START INFORMATION SHOWN
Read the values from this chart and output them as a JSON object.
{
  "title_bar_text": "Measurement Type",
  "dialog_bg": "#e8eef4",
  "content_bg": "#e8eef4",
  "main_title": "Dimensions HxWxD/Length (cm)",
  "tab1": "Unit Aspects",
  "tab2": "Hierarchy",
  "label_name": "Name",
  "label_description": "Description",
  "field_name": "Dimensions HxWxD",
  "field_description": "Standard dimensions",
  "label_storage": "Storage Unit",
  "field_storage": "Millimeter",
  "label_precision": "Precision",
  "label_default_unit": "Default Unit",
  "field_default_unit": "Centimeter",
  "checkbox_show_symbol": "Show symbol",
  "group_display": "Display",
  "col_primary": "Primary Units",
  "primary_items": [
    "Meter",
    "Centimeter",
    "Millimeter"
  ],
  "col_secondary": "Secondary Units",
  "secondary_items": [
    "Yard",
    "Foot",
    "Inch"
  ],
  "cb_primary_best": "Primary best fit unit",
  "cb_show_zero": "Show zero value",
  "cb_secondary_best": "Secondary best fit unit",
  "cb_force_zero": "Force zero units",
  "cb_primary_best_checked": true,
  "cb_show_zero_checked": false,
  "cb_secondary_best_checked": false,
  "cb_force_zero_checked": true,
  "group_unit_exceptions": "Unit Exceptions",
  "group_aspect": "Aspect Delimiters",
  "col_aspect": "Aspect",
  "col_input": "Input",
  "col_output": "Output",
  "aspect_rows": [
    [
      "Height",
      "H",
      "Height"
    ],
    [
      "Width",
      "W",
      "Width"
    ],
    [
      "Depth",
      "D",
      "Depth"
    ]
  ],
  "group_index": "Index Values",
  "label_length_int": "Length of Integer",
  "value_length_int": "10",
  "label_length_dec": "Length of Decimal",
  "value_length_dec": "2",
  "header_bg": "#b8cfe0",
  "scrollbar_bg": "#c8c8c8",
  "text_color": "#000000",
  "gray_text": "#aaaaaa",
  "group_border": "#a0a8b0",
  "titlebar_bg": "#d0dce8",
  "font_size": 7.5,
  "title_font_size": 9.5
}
END INFORMATION SHOWN
[WHAT IS NEEDED]
Write all of the records out again exactly.

[RESULT OF THIS TASK]
Read the values from this chart and output them as a JSON object.
{
  "title_bar_text": "Measurement Type",
  "dialog_bg": "#e8eef4",
  "content_bg": "#e8eef4",
  "main_title": "Dimensions HxWxD/Length (cm)",
  "tab1": "Unit Aspects",
  "tab2": "Hierarchy",
  "label_name": "Name",
  "label_description": "Description",
  "field_name": "Dimensions HxWxD",
  "field_description": "Standard dimensions",
  "label_storage": "Storage Unit",
  "field_storage": "Millimeter",
  "label_precision": "Precision",
  "label_default_unit": "Default Unit",
  "field_default_unit": "Centimeter",
  "checkbox_show_symbol": "Show symbol",
  "group_display": "Display",
  "col_primary": "Primary Units",
  "primary_items": [
    "Meter",
    "Centimeter",
    "Millimeter"
  ],
  "col_secondary": "Secondary Units",
  "secondary_items": [
    "Yard",
    "Foot",
    "Inch"
  ],
  "cb_primary_best": "Primary best fit unit",
  "cb_show_zero": "Show zero value",
  "cb_secondary_best": "Secondary best fit unit",
  "cb_force_zero": "Force zero units",
  "cb_primary_best_checked": true,
  "cb_show_zero_checked": false,
  "cb_secondary_best_checked": false,
  "cb_force_zero_checked": true,
  "group_unit_exceptions": "Unit Exceptions",
  "group_aspect": "Aspect Delimiters",
  "col_aspect": "Aspect",
  "col_input": "Input",
  "col_output": "Output",
  "aspect_rows": [
    [
      "Height",
      "H",
      "Height"
    ],
    [
      "Width",
      "W",
      "Width"
    ],
    [
      "Depth",
      "D",
      "Depth"
    ]
  ],
  "group_index": "Index Values",
  "label_length_int": "Length of Integer",
  "value_length_int": "10",
  "label_length_dec": "Length of Decimal",
  "value_length_dec": "2",
  "header_bg": "#b8cfe0",
  "scrollbar_bg": "#c8c8c8",
  "text_color": "#000000",
  "gray_text": "#aaaaaa",
  "group_border": "#a0a8b0",
  "titlebar_bg": "#d0dce8",
  "font_size": 7.5,
  "title_font_size": 9.5
}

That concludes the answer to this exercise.